**** EXCERPT PROVIDED
Anger - UGH WHY did I decide to do this STUPID thing to myself? !$(*(&# marathons.
Bargaining - C'mon legs. You can do this. Just six more minutes of running and then you can walk.
Depression - I'm never going to not cramp in a marathon. I should just give up now.
Acceptance - FINE. THERE. I'm DONE.

Right now I'm just kind of meh about the whole thing. In general I really did enjoy it. The race was well-organised and well-supplied with bananas and oranges and water, and man, did those volunteers and spectators know what they were about. The breeze! The sun! The views! The signs!

If I had no real time goals, why am I so mad? Well, I'm disappointed because the whole thing was so predictable. Frustrated because I know I'm aerobically, at least, capable of much, much more. In the final 10 km or so post-spasms I felt like I was shuffling along solely to ward off cramps. If not for the cramps I would've literally been bounding happily along, I had that much energy left over. I'm deeply annoyed that I never even got the CHANCE to hit the wall. Look, I HAVE a 4:30 in me. (Well-hidden.) Just that my legs seem to disagree...

Should I try something new? A different challenge? I refuse to even dream of doing an ultra until I've got this marathon-cramp thing sorted out. An OD tri, maybe. But let's face it, I tri purely for amusement and running is where my heart is.

So in future, what are my options, really?

a) Maybe it was hot and the perfect fuelling strategy was short of perfect, and maybe I could have taken in more Endurolytes and water. Endurolytes do have more magnesium than other brands but perhaps a dedicated magnesium supplement might help.

b) Maybe I'm just destined to cramp, so instead of cramp prevention my race strategy should be cramp anticipation. The cramps seem to show up no matter what I wear or how I fuel or how slowly I go at the beginning or however cool/ flat the marathon is, so perhaps I should just run very fast for 32km and hobble 10km? This will make me a very good half marathoner...and make for a pretty unhappy marathon experience.

c) What about doing faster/ longer training runs? What if I ran a marathon as my long training run for a marathon? (The most likely outcome would be 'here you go, two sets of cramps'.)

d) Is it something about my gait? Should I bother investing in a gait analysis that costs more than a marathon entry, just in case that's the problem? I'm not exactly going to win any medals anyway and I'm not fast enough to be worth it. I'm just a back-of-the-pack hobby jogger who runs because I happen to really really like running.

e) Or maybe I should stop trying to run marathons and just retire from this full-marathon shtick altogether, because I am flipping tired of writing the same race report over and over. 'Felt good for 30+km, then cramps, then long cramp-prevention shuffle'. I'm fed up and bored of it. Help me out - I know you are too.

Friday, July 4, 2014

Daily entertainment

What is it about Queensland? Both days I've been here have been endlessly amusing. 

Yesterday I took a quick day-trip to Brisbane for some museum-hopping and churros - both terrific. On the way back, a man got on to my bus which was about halfway back from the train station. 'Do you mind if I sit here?' he said. Sure, fine. Nice of you to ask. I was engrossed in my book anyway.
********
**** STORED RECORDS
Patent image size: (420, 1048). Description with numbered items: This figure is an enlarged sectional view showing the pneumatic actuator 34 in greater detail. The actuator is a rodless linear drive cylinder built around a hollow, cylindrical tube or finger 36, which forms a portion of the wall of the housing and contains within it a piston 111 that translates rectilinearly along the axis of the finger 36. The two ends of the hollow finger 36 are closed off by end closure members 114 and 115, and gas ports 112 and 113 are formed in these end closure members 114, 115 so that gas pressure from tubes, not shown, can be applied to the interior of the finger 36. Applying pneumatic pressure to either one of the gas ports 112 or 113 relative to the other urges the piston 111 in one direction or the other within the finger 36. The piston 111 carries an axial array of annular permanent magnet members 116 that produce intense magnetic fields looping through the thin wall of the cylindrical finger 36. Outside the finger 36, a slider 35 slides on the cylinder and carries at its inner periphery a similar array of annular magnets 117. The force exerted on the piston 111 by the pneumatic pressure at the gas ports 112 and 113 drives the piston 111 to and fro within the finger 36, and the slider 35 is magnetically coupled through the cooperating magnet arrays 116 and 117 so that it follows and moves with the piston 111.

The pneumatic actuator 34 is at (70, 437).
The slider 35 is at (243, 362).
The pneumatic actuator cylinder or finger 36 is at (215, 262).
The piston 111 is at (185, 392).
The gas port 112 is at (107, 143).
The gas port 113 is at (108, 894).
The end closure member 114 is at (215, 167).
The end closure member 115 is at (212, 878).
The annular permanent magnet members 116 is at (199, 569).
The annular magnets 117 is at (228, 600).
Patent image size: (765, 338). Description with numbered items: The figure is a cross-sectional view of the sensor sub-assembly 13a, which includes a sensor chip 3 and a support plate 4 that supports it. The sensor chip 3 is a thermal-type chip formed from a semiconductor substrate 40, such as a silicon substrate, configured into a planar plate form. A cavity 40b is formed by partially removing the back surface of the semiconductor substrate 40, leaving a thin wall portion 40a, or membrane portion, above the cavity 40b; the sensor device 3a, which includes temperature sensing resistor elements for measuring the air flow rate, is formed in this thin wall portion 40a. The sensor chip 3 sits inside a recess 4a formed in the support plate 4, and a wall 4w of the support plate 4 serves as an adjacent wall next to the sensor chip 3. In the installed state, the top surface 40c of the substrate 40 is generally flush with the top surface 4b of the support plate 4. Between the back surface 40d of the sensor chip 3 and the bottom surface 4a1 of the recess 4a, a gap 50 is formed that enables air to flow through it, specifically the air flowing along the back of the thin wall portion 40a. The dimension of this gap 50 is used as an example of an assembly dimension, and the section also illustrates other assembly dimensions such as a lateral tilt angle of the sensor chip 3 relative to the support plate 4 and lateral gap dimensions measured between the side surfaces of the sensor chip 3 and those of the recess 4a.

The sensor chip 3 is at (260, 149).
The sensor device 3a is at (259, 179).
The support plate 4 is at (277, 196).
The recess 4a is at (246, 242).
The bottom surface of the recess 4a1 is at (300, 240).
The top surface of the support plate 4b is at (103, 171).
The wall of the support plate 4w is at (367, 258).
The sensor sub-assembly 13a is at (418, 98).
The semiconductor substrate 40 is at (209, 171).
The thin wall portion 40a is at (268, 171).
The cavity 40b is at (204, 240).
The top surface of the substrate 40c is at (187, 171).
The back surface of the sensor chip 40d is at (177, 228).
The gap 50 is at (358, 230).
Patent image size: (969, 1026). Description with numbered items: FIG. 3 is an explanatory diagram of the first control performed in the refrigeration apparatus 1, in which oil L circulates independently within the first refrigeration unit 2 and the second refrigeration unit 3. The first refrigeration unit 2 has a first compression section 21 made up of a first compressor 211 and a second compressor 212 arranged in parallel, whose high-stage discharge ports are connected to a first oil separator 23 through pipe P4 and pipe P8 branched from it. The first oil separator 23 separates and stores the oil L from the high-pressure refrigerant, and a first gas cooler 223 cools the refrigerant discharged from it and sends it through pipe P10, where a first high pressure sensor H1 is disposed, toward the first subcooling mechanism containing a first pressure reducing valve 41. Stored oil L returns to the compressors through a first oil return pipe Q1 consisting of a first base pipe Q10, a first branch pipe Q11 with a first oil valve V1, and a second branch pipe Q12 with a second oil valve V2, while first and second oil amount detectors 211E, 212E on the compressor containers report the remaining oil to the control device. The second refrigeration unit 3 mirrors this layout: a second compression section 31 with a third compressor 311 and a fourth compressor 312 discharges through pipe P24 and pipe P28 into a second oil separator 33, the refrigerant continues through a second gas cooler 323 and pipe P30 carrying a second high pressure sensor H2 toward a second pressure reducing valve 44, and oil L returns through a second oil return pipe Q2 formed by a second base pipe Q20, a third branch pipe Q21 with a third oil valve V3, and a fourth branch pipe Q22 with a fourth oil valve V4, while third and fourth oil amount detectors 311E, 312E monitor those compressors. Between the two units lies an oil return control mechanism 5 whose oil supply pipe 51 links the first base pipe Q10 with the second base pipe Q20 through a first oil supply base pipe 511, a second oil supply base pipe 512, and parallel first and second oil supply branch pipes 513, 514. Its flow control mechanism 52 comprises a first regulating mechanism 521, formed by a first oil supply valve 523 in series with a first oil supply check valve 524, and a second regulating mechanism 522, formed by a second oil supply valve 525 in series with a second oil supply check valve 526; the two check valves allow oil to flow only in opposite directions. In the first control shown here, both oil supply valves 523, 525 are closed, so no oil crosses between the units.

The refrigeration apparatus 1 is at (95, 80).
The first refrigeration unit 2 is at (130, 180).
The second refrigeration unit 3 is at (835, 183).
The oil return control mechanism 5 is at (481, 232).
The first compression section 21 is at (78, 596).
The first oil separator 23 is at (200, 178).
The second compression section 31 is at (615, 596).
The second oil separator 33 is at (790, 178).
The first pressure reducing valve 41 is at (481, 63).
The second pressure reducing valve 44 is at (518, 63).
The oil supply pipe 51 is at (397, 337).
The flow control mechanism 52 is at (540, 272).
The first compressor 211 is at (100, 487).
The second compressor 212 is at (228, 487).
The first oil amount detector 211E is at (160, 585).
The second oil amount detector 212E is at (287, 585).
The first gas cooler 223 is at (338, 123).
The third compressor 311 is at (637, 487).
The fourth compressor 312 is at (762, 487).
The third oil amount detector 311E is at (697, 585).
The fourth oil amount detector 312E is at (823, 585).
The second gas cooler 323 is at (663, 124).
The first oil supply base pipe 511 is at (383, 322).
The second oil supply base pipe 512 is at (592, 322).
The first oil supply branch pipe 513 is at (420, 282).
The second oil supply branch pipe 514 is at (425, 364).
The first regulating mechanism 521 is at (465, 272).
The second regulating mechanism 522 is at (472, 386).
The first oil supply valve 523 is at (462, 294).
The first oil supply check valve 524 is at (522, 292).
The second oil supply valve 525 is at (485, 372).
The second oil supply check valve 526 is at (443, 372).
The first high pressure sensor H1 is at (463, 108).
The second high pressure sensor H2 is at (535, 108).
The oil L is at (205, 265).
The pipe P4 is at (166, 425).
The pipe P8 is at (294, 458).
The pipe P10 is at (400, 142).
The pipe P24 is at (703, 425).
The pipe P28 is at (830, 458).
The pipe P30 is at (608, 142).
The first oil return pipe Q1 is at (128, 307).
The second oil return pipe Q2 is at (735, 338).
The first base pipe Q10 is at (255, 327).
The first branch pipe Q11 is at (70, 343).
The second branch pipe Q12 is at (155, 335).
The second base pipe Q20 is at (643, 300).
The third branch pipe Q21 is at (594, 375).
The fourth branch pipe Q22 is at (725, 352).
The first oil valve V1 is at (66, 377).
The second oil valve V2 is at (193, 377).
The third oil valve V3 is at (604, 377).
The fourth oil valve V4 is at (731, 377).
********
PROBLEM 1: Write out the part of the running blog excerpt that begins at the words "Anger - UGH" and stops after the words "THERE. I'm DONE.".
PROBLEM 2: Write what comes next in the running blog excerpt, picking up after its final sentence.

EXERCISE RESPONSE 1:
Anger - UGH WHY did I decide to do this STUPID thing to myself? !$(*(&# marathons.
Bargaining - C'mon legs. You can do this. Just six more minutes of running and then you can walk.
Depression - I'm never going to not cramp in a marathon. I should just give up now.
Acceptance - FINE. THERE. I'm DONE.

EXERCISE RESPONSE 2:
I don't mind chatty strangers but this one seemed very eager for conversation, which put a full stop to my reading. In the first two minutes it emerged that he knew Japanese (when a non-Asian male stranger drops knowledge of [random East Asian language] into a conversation with me it is occasionally a hallmark of yellow fever - DING, on went my warning light) and how long had I lived in Australia? When I said I was from Singapore - oh they don't speak Japanese there do they - and in town to do the marathon, we talked about running. 

- Which one are you doing? The 10k? The half? 
- No, the full marathon.
- How many km? 
- All 42. *polite smile* 
- How did you get into running? Stole a wallet? 
- Ha, no I'm not that fast. 

Now he could just have been chatty, but it's not really promising when someone asks you 'So if you're doing the marathon then I guess you won't be having a drink' in a tone that suggests they'd like to buy you one. 

Eventually I re-engineered the conversation over to Japanese. 
- Did you live in Japan? 
- Oh yes, five years. Teaching English and then running a small business.
- Wow, that's amazing. Teaching English? Oh, JET? My husband did that for a while. 

Finally we got off - at the same stop, which was a stop or two late for me because 1) it was dark and I couldn't see where I was, gee thanks winter and 2) frigbiscuit if I'm going to let a total stranger know where my stop is! I paused to get my bearings and he'd gone off in the opposite direction. 

And then I fast-walked all the way back to my apartment. 

Wednesday, July 2, 2014

T-minus 4

Well, it's now four days out from marathon number 5. The first one was in 2009; then 2011; 2012; 2013, and now 2014. As a mere hobby-jogger I refuse to do more than one marathon a year - it wouldn't be healthy for my sanity or the sanity of those around me!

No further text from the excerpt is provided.